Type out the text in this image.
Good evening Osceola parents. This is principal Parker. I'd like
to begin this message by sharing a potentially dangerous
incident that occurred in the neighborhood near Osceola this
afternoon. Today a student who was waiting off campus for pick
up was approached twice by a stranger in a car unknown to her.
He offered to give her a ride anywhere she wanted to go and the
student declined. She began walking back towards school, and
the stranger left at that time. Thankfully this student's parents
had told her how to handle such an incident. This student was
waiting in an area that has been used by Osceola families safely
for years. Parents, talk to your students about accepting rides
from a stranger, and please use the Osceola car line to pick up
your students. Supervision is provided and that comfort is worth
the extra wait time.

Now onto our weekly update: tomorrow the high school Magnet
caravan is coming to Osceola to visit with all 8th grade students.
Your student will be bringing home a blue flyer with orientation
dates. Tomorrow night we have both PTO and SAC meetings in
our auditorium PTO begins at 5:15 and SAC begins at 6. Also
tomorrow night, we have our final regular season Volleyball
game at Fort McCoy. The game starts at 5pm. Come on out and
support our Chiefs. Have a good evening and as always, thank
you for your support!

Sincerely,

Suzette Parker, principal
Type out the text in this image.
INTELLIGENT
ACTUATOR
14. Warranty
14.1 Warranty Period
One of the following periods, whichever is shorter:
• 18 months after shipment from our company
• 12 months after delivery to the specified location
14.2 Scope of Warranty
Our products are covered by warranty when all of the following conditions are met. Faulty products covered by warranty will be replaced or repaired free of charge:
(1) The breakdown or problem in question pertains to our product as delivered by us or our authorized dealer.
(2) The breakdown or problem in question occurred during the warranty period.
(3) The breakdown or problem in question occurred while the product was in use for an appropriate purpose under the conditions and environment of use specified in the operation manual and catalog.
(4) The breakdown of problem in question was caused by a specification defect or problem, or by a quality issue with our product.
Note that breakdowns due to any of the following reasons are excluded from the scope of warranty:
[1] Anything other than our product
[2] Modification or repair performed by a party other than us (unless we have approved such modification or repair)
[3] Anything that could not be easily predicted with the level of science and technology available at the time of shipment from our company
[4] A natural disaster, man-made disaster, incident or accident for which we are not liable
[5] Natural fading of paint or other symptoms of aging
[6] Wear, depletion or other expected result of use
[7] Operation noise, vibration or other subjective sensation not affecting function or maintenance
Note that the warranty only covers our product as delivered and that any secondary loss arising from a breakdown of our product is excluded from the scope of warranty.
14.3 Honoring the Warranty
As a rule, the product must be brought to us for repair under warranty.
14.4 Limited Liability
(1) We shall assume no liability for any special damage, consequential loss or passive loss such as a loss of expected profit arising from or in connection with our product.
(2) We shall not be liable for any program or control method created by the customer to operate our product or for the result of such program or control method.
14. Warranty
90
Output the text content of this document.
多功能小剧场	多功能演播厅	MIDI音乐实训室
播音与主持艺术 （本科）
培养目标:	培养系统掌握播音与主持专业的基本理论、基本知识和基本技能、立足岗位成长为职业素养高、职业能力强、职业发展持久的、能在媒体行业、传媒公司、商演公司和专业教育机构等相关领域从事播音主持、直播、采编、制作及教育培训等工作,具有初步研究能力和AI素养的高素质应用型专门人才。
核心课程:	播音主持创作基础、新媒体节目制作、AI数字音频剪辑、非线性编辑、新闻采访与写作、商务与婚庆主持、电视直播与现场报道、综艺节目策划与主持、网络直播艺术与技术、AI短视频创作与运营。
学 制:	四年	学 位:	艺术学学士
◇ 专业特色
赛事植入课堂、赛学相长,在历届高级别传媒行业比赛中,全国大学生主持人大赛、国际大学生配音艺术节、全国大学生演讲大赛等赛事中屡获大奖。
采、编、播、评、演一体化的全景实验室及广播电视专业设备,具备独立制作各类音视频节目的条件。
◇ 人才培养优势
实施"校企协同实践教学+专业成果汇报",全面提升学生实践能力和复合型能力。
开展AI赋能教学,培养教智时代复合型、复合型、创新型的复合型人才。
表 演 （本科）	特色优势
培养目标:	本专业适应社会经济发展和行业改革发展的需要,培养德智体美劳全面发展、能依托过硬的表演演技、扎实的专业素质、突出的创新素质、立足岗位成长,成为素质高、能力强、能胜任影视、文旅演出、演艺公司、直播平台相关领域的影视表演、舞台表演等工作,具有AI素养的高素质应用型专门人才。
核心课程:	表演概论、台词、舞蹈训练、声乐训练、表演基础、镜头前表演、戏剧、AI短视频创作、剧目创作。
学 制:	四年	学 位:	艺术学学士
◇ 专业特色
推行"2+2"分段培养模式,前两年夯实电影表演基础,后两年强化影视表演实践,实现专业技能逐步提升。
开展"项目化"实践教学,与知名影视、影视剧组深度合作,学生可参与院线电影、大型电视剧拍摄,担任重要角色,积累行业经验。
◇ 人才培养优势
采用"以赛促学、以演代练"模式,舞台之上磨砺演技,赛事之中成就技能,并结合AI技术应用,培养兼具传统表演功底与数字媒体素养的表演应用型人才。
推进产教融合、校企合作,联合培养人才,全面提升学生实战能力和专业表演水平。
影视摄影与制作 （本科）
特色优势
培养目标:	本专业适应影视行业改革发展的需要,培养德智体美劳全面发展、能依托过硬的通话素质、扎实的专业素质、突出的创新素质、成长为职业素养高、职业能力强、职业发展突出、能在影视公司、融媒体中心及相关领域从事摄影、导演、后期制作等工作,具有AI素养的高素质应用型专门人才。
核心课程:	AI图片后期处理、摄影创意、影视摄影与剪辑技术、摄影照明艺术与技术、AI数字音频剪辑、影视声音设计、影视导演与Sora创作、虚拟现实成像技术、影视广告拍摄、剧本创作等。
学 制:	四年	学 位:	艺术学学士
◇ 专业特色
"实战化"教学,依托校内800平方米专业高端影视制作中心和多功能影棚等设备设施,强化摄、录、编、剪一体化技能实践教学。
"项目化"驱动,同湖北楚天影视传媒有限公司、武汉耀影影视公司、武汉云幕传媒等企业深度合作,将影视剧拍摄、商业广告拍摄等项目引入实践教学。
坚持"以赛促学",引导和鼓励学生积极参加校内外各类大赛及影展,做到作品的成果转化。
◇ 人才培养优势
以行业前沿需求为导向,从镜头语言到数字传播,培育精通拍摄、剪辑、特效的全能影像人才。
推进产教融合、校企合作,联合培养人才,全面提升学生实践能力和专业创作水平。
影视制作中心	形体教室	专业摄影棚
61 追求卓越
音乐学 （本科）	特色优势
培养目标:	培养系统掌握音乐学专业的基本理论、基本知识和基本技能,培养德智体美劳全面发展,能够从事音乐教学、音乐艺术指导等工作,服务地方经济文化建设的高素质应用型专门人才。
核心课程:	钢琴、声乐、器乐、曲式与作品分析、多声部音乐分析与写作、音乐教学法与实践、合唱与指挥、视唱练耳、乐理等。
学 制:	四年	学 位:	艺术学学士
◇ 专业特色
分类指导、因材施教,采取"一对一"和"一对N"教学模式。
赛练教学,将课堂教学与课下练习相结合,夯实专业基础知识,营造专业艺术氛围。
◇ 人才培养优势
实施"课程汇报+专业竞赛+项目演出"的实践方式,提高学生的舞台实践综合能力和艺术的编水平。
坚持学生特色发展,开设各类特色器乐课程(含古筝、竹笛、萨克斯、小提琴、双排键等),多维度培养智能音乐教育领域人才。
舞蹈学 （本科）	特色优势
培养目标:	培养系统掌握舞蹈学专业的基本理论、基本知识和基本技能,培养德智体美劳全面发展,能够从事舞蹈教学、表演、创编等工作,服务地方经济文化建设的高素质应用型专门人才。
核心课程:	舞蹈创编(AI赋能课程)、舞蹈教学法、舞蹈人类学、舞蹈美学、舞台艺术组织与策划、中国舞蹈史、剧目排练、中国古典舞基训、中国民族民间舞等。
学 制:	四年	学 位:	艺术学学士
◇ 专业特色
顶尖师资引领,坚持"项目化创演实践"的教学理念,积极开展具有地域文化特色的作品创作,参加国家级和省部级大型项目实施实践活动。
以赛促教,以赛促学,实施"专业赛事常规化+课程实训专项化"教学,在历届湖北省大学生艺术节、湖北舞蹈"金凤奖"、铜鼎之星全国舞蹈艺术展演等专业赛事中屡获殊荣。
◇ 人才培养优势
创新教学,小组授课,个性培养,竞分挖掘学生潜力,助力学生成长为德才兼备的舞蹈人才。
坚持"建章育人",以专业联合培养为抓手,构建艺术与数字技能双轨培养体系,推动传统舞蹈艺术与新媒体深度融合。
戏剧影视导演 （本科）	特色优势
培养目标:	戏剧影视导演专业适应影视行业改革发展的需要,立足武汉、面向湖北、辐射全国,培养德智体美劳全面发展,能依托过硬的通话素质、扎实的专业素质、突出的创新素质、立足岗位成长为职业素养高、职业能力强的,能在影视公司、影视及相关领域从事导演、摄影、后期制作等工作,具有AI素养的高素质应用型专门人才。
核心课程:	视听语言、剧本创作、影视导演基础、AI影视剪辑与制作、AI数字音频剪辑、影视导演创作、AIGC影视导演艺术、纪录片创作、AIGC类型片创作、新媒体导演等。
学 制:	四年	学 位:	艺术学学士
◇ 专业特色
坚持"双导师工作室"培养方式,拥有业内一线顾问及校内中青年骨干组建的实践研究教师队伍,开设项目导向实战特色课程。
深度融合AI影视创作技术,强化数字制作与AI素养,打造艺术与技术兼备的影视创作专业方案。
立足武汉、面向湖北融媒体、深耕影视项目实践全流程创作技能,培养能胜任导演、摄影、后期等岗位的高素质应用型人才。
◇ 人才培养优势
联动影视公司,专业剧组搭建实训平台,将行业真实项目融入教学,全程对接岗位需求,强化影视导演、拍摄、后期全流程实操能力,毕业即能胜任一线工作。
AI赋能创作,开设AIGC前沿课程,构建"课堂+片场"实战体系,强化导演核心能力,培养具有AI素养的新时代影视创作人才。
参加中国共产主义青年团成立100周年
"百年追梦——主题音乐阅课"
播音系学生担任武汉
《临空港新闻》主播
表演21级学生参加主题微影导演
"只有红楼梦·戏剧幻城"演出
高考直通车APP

— Written exercise —
Copy all lines from the material that hold "loss".

— Full output —
Note that the warranty only covers our product as delivered and that any secondary loss arising from a breakdown of our product is excluded from the scope of warranty.
(1) We shall assume no liability for any special damage, consequential loss or passive loss such as a loss of expected profit arising from or in connection with our product.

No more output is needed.